# WRITTEN REQUEST:
Write out all lines holding the word "Дәүләт".

# EXTRACTED DATA:
● ● ● ● ● ● ●
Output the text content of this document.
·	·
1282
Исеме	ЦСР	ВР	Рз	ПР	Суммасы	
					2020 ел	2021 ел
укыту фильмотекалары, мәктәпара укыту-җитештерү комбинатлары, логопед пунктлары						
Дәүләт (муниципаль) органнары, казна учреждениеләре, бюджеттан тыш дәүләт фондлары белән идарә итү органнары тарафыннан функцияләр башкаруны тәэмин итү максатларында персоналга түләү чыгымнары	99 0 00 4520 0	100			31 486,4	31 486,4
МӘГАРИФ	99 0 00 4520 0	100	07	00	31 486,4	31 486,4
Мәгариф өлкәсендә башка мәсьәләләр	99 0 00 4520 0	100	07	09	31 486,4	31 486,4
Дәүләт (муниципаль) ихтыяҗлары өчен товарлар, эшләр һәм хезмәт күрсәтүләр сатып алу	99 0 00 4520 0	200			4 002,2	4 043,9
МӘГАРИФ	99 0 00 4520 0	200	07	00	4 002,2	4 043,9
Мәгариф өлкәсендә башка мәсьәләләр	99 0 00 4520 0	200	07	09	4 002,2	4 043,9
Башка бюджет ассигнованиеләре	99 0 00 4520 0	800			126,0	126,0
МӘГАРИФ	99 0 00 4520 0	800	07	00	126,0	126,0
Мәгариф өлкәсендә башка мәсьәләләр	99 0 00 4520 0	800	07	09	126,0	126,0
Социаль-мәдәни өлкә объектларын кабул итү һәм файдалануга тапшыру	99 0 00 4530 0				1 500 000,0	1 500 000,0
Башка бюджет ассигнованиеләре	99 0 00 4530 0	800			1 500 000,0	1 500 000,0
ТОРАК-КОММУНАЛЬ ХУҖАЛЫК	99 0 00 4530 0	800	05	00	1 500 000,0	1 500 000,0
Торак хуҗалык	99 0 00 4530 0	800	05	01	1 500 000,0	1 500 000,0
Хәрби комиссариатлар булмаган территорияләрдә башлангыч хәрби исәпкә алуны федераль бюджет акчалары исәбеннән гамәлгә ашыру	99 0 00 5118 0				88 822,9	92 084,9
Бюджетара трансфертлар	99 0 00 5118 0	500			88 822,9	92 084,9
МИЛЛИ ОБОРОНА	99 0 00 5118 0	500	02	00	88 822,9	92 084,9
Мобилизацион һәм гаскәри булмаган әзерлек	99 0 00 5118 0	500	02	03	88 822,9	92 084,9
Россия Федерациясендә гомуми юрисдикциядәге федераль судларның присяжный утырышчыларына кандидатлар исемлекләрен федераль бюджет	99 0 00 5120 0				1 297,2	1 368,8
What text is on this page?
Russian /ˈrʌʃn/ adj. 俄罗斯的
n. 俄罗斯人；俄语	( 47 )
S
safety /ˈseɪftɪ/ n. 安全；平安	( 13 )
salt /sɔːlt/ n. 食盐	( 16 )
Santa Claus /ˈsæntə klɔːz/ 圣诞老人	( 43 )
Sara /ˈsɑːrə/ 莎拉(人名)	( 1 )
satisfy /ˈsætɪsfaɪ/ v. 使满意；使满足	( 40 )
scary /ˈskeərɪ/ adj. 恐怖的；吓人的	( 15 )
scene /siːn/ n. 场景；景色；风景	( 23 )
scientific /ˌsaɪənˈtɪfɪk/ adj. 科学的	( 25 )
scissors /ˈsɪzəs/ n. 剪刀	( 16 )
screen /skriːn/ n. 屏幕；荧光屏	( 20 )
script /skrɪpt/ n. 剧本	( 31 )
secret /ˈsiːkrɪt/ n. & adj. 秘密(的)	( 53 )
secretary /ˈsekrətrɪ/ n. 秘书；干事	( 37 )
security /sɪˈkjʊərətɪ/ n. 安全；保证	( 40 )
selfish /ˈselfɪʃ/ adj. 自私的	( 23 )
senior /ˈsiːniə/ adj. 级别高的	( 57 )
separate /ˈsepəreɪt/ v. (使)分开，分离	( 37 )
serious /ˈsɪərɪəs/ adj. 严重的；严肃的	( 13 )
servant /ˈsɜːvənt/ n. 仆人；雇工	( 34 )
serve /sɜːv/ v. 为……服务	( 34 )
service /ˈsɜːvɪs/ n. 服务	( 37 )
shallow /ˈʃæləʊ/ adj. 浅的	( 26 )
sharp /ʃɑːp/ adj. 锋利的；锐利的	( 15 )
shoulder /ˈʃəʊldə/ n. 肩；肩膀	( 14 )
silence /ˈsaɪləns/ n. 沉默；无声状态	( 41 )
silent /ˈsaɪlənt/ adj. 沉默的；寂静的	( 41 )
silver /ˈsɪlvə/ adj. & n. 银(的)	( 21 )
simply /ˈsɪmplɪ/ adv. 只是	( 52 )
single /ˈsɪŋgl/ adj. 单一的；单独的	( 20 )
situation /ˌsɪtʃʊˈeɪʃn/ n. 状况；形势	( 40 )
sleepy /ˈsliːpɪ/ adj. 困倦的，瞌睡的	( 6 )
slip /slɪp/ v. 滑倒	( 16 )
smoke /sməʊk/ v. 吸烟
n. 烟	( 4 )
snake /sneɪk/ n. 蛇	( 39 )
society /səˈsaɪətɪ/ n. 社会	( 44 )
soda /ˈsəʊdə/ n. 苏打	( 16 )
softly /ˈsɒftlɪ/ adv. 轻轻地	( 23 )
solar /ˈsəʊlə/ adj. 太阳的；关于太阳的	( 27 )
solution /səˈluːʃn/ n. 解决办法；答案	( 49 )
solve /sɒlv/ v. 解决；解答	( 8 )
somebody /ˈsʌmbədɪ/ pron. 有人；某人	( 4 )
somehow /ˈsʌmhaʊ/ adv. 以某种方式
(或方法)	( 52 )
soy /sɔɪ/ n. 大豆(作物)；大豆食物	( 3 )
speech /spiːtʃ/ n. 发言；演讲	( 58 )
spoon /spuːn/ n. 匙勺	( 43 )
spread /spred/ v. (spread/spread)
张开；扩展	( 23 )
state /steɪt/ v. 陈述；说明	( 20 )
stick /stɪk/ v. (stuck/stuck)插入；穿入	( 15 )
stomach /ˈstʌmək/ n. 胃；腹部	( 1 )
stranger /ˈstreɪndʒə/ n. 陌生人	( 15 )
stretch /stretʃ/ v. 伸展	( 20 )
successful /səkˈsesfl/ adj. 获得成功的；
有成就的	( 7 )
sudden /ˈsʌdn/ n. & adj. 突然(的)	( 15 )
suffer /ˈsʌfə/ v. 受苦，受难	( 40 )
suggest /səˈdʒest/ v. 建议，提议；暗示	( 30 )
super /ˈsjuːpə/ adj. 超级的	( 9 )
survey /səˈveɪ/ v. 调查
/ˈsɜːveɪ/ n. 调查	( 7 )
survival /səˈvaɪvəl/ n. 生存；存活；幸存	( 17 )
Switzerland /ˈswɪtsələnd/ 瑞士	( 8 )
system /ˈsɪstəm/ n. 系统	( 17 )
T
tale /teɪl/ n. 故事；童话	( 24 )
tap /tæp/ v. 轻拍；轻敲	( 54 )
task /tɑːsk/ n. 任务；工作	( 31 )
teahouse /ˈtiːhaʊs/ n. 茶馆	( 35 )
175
● ● ● ● ● ● ●
# COMPLETE ANSWER:
Дәүләт (муниципаль) органнары, казна учреждениеләре, бюджеттан тыш дәүләт фондлары белән идарә итү органнары тарафыннан функцияләр башкаруны тәэмин итү максатларында персоналга түләү чыгымнары	99 0 00 4520 0	100			31 486,4	31 486,4
Дәүләт (муниципаль) ихтыяҗлары өчен товарлар, эшләр һәм хезмәт күрсәтүләр сатып алу	99 0 00 4520 0	200			4 002,2	4 043,9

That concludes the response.